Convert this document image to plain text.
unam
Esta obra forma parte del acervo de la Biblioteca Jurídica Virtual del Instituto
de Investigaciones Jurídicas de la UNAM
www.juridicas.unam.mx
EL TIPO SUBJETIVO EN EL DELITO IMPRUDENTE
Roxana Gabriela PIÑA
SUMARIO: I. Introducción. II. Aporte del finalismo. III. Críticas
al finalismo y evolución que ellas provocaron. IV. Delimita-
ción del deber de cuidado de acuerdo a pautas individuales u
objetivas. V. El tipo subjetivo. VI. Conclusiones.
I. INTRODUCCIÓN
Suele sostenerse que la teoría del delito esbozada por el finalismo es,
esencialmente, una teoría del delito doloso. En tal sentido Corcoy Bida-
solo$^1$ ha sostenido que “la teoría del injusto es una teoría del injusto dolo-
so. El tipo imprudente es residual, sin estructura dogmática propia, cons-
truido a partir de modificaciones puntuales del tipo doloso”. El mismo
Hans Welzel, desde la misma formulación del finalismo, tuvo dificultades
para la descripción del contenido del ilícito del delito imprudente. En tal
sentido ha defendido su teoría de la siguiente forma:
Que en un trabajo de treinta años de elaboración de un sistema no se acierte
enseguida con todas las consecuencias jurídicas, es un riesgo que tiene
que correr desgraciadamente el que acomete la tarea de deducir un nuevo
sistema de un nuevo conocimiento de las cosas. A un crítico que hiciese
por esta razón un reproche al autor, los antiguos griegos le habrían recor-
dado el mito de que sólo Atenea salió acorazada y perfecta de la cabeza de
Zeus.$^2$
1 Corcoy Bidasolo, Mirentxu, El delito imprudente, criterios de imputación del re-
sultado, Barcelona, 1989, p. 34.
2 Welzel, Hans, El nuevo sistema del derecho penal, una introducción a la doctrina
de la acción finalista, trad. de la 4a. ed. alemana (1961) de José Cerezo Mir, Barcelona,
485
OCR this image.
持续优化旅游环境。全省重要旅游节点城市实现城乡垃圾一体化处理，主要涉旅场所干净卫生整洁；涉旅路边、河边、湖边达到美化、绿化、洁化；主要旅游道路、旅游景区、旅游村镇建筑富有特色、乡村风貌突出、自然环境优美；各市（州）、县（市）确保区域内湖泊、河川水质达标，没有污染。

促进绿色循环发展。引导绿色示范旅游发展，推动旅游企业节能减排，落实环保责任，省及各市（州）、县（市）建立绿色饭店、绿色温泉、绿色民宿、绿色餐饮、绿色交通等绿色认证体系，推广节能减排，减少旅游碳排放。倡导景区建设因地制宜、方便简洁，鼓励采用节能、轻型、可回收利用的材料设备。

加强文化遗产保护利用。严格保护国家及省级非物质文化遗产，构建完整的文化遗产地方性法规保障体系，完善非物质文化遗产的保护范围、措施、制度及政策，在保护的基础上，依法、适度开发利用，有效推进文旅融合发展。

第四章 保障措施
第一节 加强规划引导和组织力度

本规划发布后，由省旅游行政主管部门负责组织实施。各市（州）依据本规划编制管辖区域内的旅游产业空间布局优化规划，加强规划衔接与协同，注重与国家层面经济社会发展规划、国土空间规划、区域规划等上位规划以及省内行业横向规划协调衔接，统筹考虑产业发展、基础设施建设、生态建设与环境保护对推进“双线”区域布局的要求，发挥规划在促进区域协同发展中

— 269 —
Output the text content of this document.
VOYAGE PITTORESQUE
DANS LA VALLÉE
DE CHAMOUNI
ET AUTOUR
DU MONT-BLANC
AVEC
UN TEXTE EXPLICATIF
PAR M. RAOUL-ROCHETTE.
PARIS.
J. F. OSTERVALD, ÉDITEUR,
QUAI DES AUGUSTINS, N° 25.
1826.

--

Transcribe each entry precisely, missing none.

Convert this document image to plain text.
unam
Esta obra forma parte del acervo de la Biblioteca Jurídica Virtual del Instituto
de Investigaciones Jurídicas de la UNAM
www.juridicas.unam.mx
EL TIPO SUBJETIVO EN EL DELITO IMPRUDENTE
Roxana Gabriela PIÑA
SUMARIO: I. Introducción. II. Aporte del finalismo. III. Críticas
al finalismo y evolución que ellas provocaron. IV. Delimita-
ción del deber de cuidado de acuerdo a pautas individuales u
objetivas. V. El tipo subjetivo. VI. Conclusiones.
I. INTRODUCCIÓN
Suele sostenerse que la teoría del delito esbozada por el finalismo es,
esencialmente, una teoría del delito doloso. En tal sentido Corcoy Bida-
solo$^1$ ha sostenido que “la teoría del injusto es una teoría del injusto dolo-
so. El tipo imprudente es residual, sin estructura dogmática propia, cons-
truido a partir de modificaciones puntuales del tipo doloso”. El mismo
Hans Welzel, desde la misma formulación del finalismo, tuvo dificultades
para la descripción del contenido del ilícito del delito imprudente. En tal
sentido ha defendido su teoría de la siguiente forma:
Que en un trabajo de treinta años de elaboración de un sistema no se acierte
enseguida con todas las consecuencias jurídicas, es un riesgo que tiene
que correr desgraciadamente el que acomete la tarea de deducir un nuevo
sistema de un nuevo conocimiento de las cosas. A un crítico que hiciese
por esta razón un reproche al autor, los antiguos griegos le habrían recor-
dado el mito de que sólo Atenea salió acorazada y perfecta de la cabeza de
Zeus.$^2$
1 Corcoy Bidasolo, Mirentxu, El delito imprudente, criterios de imputación del re-
sultado, Barcelona, 1989, p. 34.
2 Welzel, Hans, El nuevo sistema del derecho penal, una introducción a la doctrina
de la acción finalista, trad. de la 4a. ed. alemana (1961) de José Cerezo Mir, Barcelona,
485
OCR this image.
持续优化旅游环境。全省重要旅游节点城市实现城乡垃圾一体化处理，主要涉旅场所干净卫生整洁；涉旅路边、河边、湖边达到美化、绿化、洁化；主要旅游道路、旅游景区、旅游村镇建筑富有特色、乡村风貌突出、自然环境优美；各市（州）、县（市）确保区域内湖泊、河川水质达标，没有污染。

促进绿色循环发展。引导绿色示范旅游发展，推动旅游企业节能减排，落实环保责任，省及各市（州）、县（市）建立绿色饭店、绿色温泉、绿色民宿、绿色餐饮、绿色交通等绿色认证体系，推广节能减排，减少旅游碳排放。倡导景区建设因地制宜、方便简洁，鼓励采用节能、轻型、可回收利用的材料设备。

加强文化遗产保护利用。严格保护国家及省级非物质文化遗产，构建完整的文化遗产地方性法规保障体系，完善非物质文化遗产的保护范围、措施、制度及政策，在保护的基础上，依法、适度开发利用，有效推进文旅融合发展。

第四章 保障措施
第一节 加强规划引导和组织力度

本规划发布后，由省旅游行政主管部门负责组织实施。各市（州）依据本规划编制管辖区域内的旅游产业空间布局优化规划，加强规划衔接与协同，注重与国家层面经济社会发展规划、国土空间规划、区域规划等上位规划以及省内行业横向规划协调衔接，统筹考虑产业发展、基础设施建设、生态建设与环境保护对推进“双线”区域布局的要求，发挥规划在促进区域协同发展中

— 269 —
Output the text content of this document.
VOYAGE PITTORESQUE
DANS LA VALLÉE
DE CHAMOUNI
ET AUTOUR
DU MONT-BLANC
AVEC
UN TEXTE EXPLICATIF
PAR M. RAOUL-ROCHETTE.
PARIS.
J. F. OSTERVALD, ÉDITEUR,
QUAI DES AUGUSTINS, N° 25.
1826.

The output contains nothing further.